Requirement> In the listing, begin at the line that has "- chrome-icon[interactable]: [640, 631, 658, 649]" and stop after the line that has "- count-label: Count:: [558, 126, 597, 140]", and swap "interactable" for "clickable" in those lines. Return only those lines, with everything else unchanged.

+++++

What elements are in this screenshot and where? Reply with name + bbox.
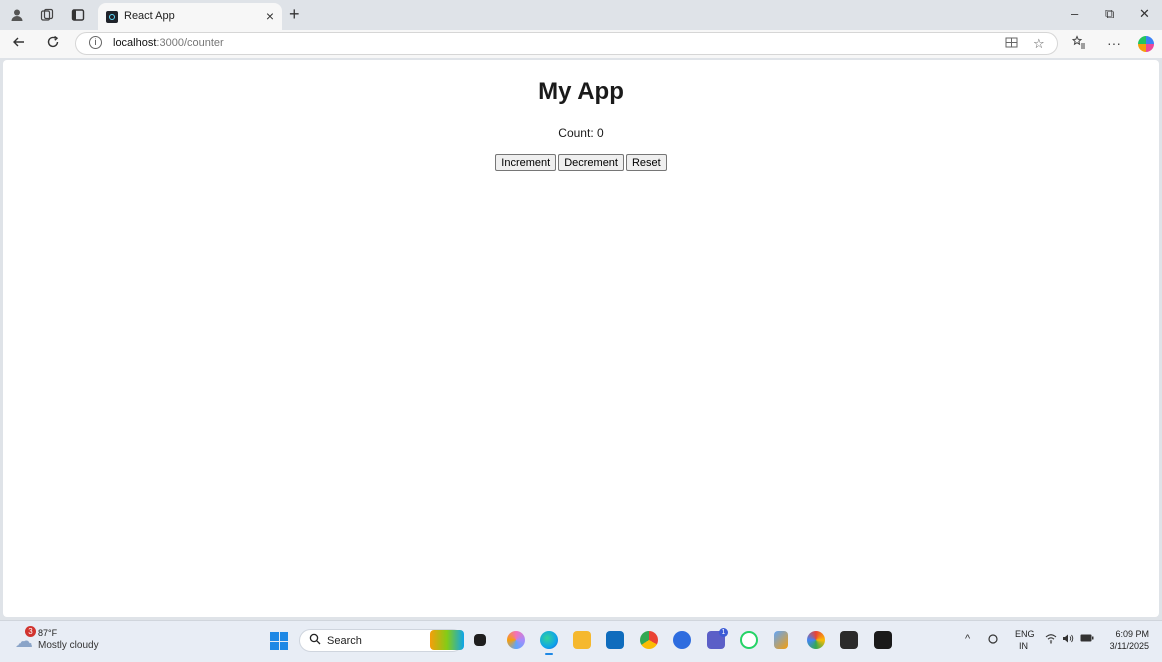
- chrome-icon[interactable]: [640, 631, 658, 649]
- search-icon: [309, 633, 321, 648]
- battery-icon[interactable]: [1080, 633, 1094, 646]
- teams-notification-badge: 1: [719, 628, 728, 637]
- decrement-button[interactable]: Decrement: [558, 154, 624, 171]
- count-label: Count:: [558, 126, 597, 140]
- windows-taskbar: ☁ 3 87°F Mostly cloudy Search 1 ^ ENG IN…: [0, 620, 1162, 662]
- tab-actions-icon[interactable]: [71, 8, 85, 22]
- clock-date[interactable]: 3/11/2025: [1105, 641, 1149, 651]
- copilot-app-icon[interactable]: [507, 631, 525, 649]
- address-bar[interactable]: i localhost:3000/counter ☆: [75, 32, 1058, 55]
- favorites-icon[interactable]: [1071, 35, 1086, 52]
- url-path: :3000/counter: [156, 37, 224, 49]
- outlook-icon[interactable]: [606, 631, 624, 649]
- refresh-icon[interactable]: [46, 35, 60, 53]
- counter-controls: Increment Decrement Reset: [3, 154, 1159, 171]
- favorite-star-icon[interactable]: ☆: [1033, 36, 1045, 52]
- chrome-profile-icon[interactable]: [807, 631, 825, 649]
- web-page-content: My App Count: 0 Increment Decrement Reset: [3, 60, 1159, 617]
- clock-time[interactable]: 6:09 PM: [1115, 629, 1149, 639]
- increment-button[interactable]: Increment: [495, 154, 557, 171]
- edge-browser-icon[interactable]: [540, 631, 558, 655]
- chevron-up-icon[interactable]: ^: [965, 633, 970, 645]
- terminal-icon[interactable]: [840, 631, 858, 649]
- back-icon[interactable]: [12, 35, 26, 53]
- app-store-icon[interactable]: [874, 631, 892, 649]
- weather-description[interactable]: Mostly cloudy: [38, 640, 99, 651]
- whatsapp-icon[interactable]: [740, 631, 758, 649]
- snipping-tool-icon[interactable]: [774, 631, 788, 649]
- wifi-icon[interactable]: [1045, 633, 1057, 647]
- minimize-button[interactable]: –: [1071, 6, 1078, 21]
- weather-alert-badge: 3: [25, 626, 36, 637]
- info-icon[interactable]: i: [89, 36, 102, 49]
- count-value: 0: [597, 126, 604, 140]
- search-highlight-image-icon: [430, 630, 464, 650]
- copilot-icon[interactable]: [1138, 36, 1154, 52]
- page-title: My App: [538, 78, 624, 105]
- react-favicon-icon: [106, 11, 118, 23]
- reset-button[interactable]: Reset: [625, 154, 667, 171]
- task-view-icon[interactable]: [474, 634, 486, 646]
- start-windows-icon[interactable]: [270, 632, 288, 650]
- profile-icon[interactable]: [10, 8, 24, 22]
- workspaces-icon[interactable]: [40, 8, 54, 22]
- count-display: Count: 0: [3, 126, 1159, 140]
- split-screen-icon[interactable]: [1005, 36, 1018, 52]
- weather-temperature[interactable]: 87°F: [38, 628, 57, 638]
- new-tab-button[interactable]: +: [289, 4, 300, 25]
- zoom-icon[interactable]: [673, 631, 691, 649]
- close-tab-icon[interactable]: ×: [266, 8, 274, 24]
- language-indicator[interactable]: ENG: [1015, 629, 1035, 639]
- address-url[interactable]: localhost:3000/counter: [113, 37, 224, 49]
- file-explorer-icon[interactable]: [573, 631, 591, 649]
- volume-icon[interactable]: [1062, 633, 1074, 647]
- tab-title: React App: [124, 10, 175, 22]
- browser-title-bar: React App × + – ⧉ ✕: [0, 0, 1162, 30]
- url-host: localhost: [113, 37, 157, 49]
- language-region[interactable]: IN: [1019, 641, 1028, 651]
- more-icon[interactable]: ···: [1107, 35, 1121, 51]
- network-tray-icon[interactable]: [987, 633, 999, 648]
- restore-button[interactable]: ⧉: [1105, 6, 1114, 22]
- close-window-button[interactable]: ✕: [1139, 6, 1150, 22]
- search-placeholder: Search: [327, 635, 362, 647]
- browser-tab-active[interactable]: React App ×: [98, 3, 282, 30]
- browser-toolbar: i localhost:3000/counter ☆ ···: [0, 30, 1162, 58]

+++++

Correct answer>
- chrome-icon[clickable]: [640, 631, 658, 649]
- search-icon: [309, 633, 321, 648]
- battery-icon[clickable]: [1080, 633, 1094, 646]
- teams-notification-badge: 1: [719, 628, 728, 637]
- decrement-button[clickable]: Decrement: [558, 154, 624, 171]
- count-label: Count:: [558, 126, 597, 140]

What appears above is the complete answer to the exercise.